## start

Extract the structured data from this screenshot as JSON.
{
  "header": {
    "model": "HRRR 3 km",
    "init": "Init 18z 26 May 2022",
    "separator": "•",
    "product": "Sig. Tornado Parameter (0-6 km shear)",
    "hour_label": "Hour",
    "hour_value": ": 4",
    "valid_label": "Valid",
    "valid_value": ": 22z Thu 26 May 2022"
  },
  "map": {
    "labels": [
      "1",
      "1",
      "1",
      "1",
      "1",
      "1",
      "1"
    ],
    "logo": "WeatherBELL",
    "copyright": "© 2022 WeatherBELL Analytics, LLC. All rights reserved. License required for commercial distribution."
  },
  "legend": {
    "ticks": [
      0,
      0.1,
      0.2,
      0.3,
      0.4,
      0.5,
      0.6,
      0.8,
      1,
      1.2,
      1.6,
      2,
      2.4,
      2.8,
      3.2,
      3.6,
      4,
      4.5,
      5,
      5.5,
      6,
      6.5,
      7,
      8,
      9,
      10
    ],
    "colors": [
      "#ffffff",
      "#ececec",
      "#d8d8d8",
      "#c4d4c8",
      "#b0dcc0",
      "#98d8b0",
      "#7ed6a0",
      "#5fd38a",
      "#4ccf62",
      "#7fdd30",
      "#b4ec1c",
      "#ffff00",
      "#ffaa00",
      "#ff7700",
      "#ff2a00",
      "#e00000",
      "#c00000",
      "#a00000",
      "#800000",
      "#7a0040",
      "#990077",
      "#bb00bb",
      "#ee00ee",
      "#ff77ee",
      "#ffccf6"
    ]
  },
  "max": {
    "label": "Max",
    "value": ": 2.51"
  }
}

## end

> _Work required_
From the material above, gather all lines that include the string "WeatherBELL" and copy them.

> _Response_
    "logo": "WeatherBELL",
    "copyright": "© 2022 WeatherBELL Analytics, LLC. All rights reserved. License required for commercial distribution."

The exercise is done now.